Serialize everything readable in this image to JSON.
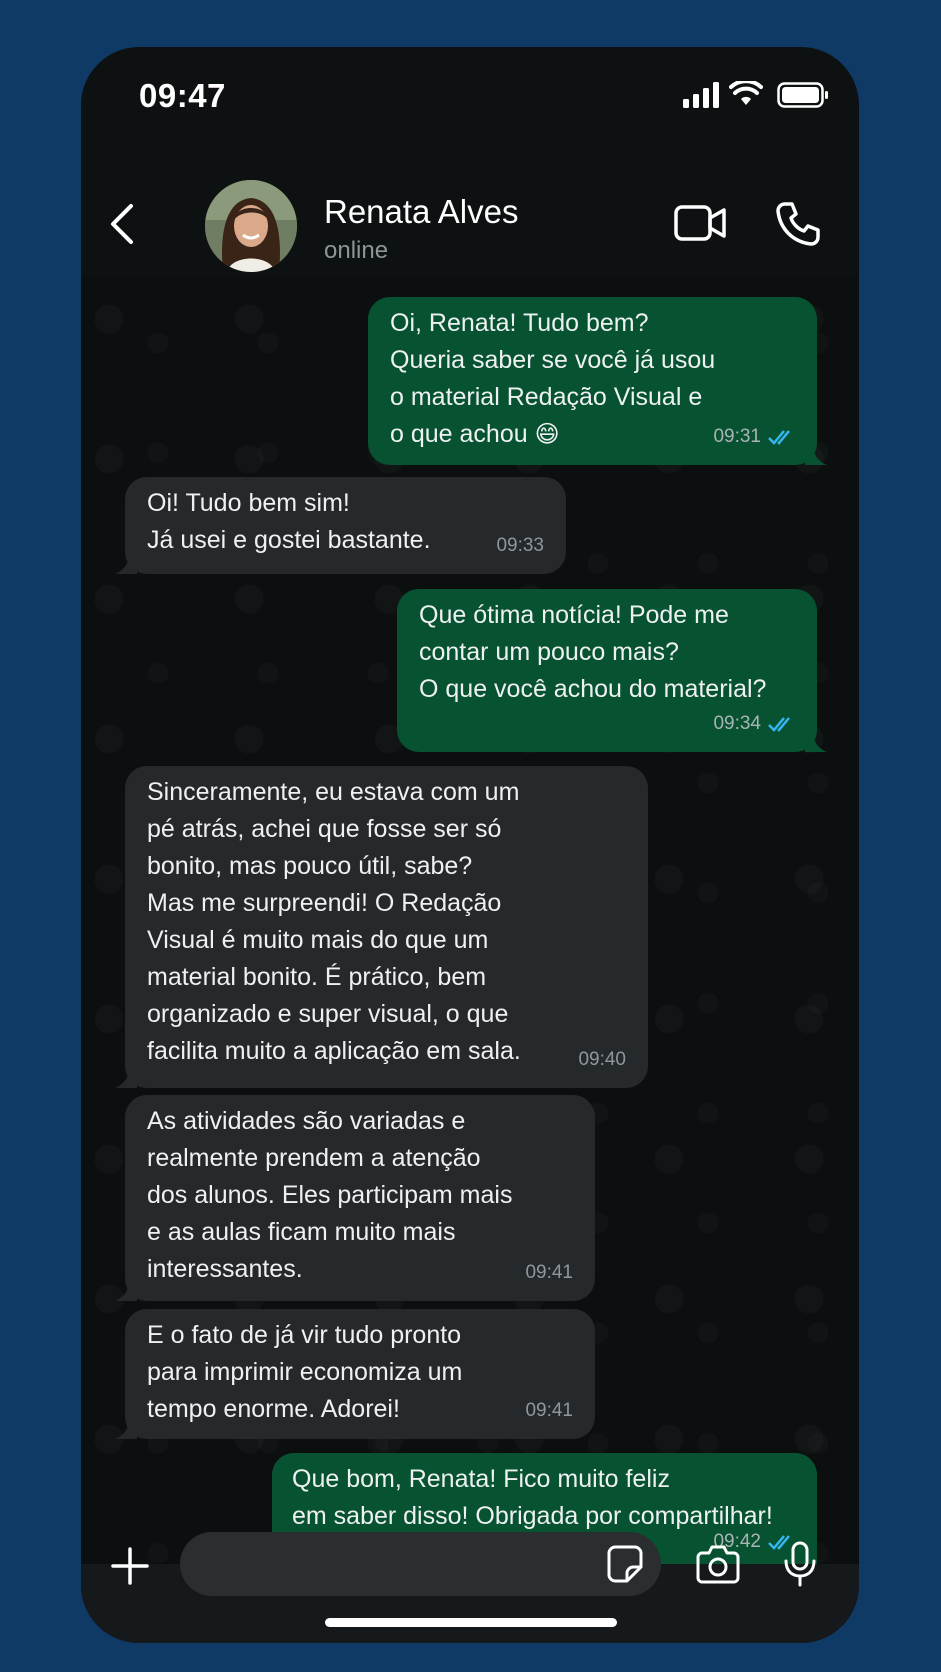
{
  "status_bar": {
    "time": "09:47",
    "icons": [
      "signal-icon",
      "wifi-icon",
      "battery-icon"
    ]
  },
  "header": {
    "contact_name": "Renata Alves",
    "contact_status": "online",
    "icons": [
      "back-arrow-icon",
      "video-call-icon",
      "phone-call-icon"
    ]
  },
  "messages": [
    {
      "direction": "out",
      "text": "Oi, Renata! Tudo bem?\nQueria saber se você já usou\no material Redação Visual e\no que achou",
      "emoji": "😄",
      "time": "09:31",
      "read": true
    },
    {
      "direction": "in",
      "text": "Oi! Tudo bem sim!\nJá usei e gostei bastante.",
      "time": "09:33"
    },
    {
      "direction": "out",
      "text": "Que ótima notícia! Pode me\ncontar um pouco mais?\nO que você achou do material?",
      "time": "09:34",
      "read": true
    },
    {
      "direction": "in",
      "text": "Sinceramente, eu estava com um\npé atrás, achei que fosse ser só\nbonito, mas pouco útil, sabe?\nMas me surpreendi! O Redação\nVisual é muito mais do que um\nmaterial bonito. É prático, bem\norganizado e super visual, o que\nfacilita muito a aplicação em sala.",
      "time": "09:40"
    },
    {
      "direction": "in",
      "text": "As atividades são variadas e\nrealmente prendem a atenção\ndos alunos. Eles participam mais\ne as aulas ficam muito mais\ninteressantes.",
      "time": "09:41"
    },
    {
      "direction": "in",
      "text": "E o fato de já vir tudo pronto\npara imprimir economiza um\ntempo enorme. Adorei!",
      "time": "09:41"
    },
    {
      "direction": "out",
      "text": "Que bom, Renata! Fico muito feliz\nem saber disso! Obrigada por compartilhar!",
      "emoji": "🙌",
      "time": "09:42",
      "read": true
    }
  ],
  "input_bar": {
    "placeholder": "",
    "icons": [
      "plus-icon",
      "sticker-icon",
      "camera-icon",
      "microphone-icon"
    ]
  },
  "colors": {
    "background": "#0f3a66",
    "phone": "#0e1112",
    "outgoing_bubble": "#075331",
    "incoming_bubble": "#25292c",
    "read_tick": "#34b7f1"
  }
}
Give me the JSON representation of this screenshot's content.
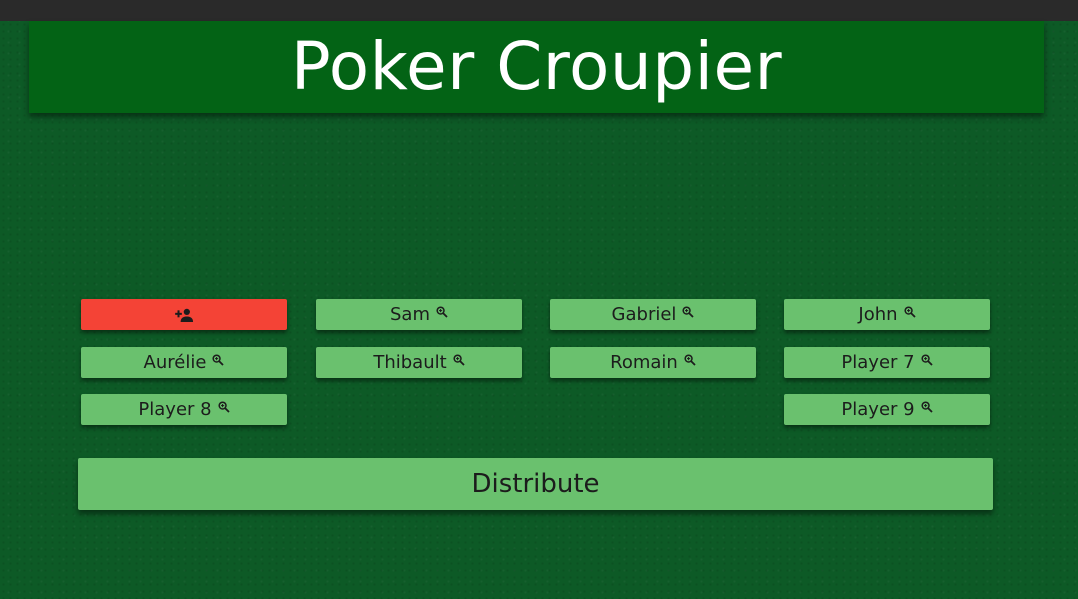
{
  "app": {
    "title": "Poker Croupier"
  },
  "players": {
    "add_icon": "person-add-icon",
    "search_icon": "magnifier-zoom-icon",
    "row1": [
      "Sam",
      "Gabriel",
      "John"
    ],
    "row2": [
      "Aurélie",
      "Thibault",
      "Romain",
      "Player 7"
    ],
    "row3": [
      "Player 8",
      "Player 9"
    ]
  },
  "actions": {
    "distribute_label": "Distribute"
  },
  "colors": {
    "table_felt": "#0d5a26",
    "title_banner": "#036315",
    "player_button": "#6ac16e",
    "add_button": "#f44336"
  }
}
****************
◆ THE REQUEST: Write out exactly the lines beginning with the line that holds "Give me the" and ending with the final line of the data, both ends included, without the pictures.

◆ ANSWER TO THIS TASK:
Give me the JSON representation of this screenshot's content.
{
  "app": {
    "title": "Poker Croupier"
  },
  "players": {
    "add_icon": "person-add-icon",
    "search_icon": "magnifier-zoom-icon",
    "row1": [
      "Sam",
      "Gabriel",
      "John"
    ],
    "row2": [
      "Aurélie",
      "Thibault",
      "Romain",
      "Player 7"
    ],
    "row3": [
      "Player 8",
      "Player 9"
    ]
  },
  "actions": {
    "distribute_label": "Distribute"
  },
  "colors": {
    "table_felt": "#0d5a26",
    "title_banner": "#036315",
    "player_button": "#6ac16e",
    "add_button": "#f44336"
  }
}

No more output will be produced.